- Exercise description: Each entry below is to be extracted exactly.

=== Items ===

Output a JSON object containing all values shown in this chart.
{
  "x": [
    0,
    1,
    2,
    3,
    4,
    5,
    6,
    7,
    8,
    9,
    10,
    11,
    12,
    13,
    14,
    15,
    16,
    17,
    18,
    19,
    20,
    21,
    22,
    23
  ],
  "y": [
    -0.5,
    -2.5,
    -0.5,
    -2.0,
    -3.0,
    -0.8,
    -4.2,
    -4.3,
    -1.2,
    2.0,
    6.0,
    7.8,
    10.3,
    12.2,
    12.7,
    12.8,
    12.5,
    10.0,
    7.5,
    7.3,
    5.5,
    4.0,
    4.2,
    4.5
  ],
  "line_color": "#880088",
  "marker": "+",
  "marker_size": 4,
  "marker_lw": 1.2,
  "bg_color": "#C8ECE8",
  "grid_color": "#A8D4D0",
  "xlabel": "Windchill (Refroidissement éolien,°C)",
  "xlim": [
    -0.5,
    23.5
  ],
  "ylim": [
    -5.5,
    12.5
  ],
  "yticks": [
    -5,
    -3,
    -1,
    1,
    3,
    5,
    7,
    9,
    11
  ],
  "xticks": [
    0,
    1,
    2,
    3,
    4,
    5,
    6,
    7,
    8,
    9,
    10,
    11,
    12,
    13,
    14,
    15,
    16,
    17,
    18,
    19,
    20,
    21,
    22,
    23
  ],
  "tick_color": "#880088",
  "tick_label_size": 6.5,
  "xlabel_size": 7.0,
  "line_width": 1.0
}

===

- Task result:
Output a JSON object containing all values shown in this chart.
{
  "x": [
    0,
    1,
    2,
    3,
    4,
    5,
    6,
    7,
    8,
    9,
    10,
    11,
    12,
    13,
    14,
    15,
    16,
    17,
    18,
    19,
    20,
    21,
    22,
    23
  ],
  "y": [
    -0.5,
    -2.5,
    -0.5,
    -2.0,
    -3.0,
    -0.8,
    -4.2,
    -4.3,
    -1.2,
    2.0,
    6.0,
    7.8,
    10.3,
    12.2,
    12.7,
    12.8,
    12.5,
    10.0,
    7.5,
    7.3,
    5.5,
    4.0,
    4.2,
    4.5
  ],
  "line_color": "#880088",
  "marker": "+",
  "marker_size": 4,
  "marker_lw": 1.2,
  "bg_color": "#C8ECE8",
  "grid_color": "#A8D4D0",
  "xlabel": "Windchill (Refroidissement éolien,°C)",
  "xlim": [
    -0.5,
    23.5
  ],
  "ylim": [
    -5.5,
    12.5
  ],
  "yticks": [
    -5,
    -3,
    -1,
    1,
    3,
    5,
    7,
    9,
    11
  ],
  "xticks": [
    0,
    1,
    2,
    3,
    4,
    5,
    6,
    7,
    8,
    9,
    10,
    11,
    12,
    13,
    14,
    15,
    16,
    17,
    18,
    19,
    20,
    21,
    22,
    23
  ],
  "tick_color": "#880088",
  "tick_label_size": 6.5,
  "xlabel_size": 7.0,
  "line_width": 1.0
}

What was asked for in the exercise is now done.